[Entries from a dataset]

───

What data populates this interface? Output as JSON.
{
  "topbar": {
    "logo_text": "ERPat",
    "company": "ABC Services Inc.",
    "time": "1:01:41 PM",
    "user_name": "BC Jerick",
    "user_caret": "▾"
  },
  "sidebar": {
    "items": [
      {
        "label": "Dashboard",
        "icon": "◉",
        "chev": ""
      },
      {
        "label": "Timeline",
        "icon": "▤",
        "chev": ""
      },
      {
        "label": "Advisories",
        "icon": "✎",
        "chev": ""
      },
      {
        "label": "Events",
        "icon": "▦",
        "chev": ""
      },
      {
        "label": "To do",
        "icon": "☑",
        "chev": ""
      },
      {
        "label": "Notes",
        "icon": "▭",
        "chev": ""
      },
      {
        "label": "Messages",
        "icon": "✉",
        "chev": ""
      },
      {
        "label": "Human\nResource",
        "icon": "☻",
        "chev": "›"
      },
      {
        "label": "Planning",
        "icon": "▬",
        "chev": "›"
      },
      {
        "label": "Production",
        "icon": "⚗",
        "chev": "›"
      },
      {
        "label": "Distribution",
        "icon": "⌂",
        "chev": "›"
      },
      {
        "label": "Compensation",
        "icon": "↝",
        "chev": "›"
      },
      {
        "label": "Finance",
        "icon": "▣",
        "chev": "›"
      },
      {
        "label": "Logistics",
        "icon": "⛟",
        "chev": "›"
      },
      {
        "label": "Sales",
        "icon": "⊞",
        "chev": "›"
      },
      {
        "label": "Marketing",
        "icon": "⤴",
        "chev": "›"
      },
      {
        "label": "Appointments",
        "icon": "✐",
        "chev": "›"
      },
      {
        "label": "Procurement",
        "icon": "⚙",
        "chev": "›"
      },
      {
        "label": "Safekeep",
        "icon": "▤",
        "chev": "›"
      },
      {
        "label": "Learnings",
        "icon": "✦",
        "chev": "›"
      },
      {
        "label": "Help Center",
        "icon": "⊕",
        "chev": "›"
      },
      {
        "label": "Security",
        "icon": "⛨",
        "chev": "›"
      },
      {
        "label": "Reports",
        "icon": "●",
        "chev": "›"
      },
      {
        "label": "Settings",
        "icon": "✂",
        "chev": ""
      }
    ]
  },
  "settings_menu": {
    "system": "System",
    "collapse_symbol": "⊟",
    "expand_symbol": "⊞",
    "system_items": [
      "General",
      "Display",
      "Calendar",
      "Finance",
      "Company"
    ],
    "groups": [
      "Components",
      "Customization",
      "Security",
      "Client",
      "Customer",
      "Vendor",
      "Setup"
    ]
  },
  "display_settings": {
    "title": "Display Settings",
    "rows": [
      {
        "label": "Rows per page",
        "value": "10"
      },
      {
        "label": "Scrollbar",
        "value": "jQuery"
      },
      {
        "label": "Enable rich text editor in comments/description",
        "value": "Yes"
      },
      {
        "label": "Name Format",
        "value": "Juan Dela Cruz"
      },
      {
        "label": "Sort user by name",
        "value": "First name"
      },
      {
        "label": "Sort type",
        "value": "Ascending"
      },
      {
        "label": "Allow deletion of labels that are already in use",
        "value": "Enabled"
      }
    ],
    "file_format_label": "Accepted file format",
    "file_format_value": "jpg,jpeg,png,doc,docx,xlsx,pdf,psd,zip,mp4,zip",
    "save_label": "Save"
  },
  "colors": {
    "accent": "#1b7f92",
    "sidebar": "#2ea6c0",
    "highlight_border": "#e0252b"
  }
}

───

DIRECTION:
All the data must be duplicated exactly, with nothing added or removed.

WORKED ANSWER:
What data populates this interface? Output as JSON.
{
  "topbar": {
    "logo_text": "ERPat",
    "company": "ABC Services Inc.",
    "time": "1:01:41 PM",
    "user_name": "BC Jerick",
    "user_caret": "▾"
  },
  "sidebar": {
    "items": [
      {
        "label": "Dashboard",
        "icon": "◉",
        "chev": ""
      },
      {
        "label": "Timeline",
        "icon": "▤",
        "chev": ""
      },
      {
        "label": "Advisories",
        "icon": "✎",
        "chev": ""
      },
      {
        "label": "Events",
        "icon": "▦",
        "chev": ""
      },
      {
        "label": "To do",
        "icon": "☑",
        "chev": ""
      },
      {
        "label": "Notes",
        "icon": "▭",
        "chev": ""
      },
      {
        "label": "Messages",
        "icon": "✉",
        "chev": ""
      },
      {
        "label": "Human\nResource",
        "icon": "☻",
        "chev": "›"
      },
      {
        "label": "Planning",
        "icon": "▬",
        "chev": "›"
      },
      {
        "label": "Production",
        "icon": "⚗",
        "chev": "›"
      },
      {
        "label": "Distribution",
        "icon": "⌂",
        "chev": "›"
      },
      {
        "label": "Compensation",
        "icon": "↝",
        "chev": "›"
      },
      {
        "label": "Finance",
        "icon": "▣",
        "chev": "›"
      },
      {
        "label": "Logistics",
        "icon": "⛟",
        "chev": "›"
      },
      {
        "label": "Sales",
        "icon": "⊞",
        "chev": "›"
      },
      {
        "label": "Marketing",
        "icon": "⤴",
        "chev": "›"
      },
      {
        "label": "Appointments",
        "icon": "✐",
        "chev": "›"
      },
      {
        "label": "Procurement",
        "icon": "⚙",
        "chev": "›"
      },
      {
        "label": "Safekeep",
        "icon": "▤",
        "chev": "›"
      },
      {
        "label": "Learnings",
        "icon": "✦",
        "chev": "›"
      },
      {
        "label": "Help Center",
        "icon": "⊕",
        "chev": "›"
      },
      {
        "label": "Security",
        "icon": "⛨",
        "chev": "›"
      },
      {
        "label": "Reports",
        "icon": "●",
        "chev": "›"
      },
      {
        "label": "Settings",
        "icon": "✂",
        "chev": ""
      }
    ]
  },
  "settings_menu": {
    "system": "System",
    "collapse_symbol": "⊟",
    "expand_symbol": "⊞",
    "system_items": [
      "General",
      "Display",
      "Calendar",
      "Finance",
      "Company"
    ],
    "groups": [
      "Components",
      "Customization",
      "Security",
      "Client",
      "Customer",
      "Vendor",
      "Setup"
    ]
  },
  "display_settings": {
    "title": "Display Settings",
    "rows": [
      {
        "label": "Rows per page",
        "value": "10"
      },
      {
        "label": "Scrollbar",
        "value": "jQuery"
      },
      {
        "label": "Enable rich text editor in comments/description",
        "value": "Yes"
      },
      {
        "label": "Name Format",
        "value": "Juan Dela Cruz"
      },
      {
        "label": "Sort user by name",
        "value": "First name"
      },
      {
        "label": "Sort type",
        "value": "Ascending"
      },
      {
        "label": "Allow deletion of labels that are already in use",
        "value": "Enabled"
      }
    ],
    "file_format_label": "Accepted file format",
    "file_format_value": "jpg,jpeg,png,doc,docx,xlsx,pdf,psd,zip,mp4,zip",
    "save_label": "Save"
  },
  "colors": {
    "accent": "#1b7f92",
    "sidebar": "#2ea6c0",
    "highlight_border": "#e0252b"
  }
}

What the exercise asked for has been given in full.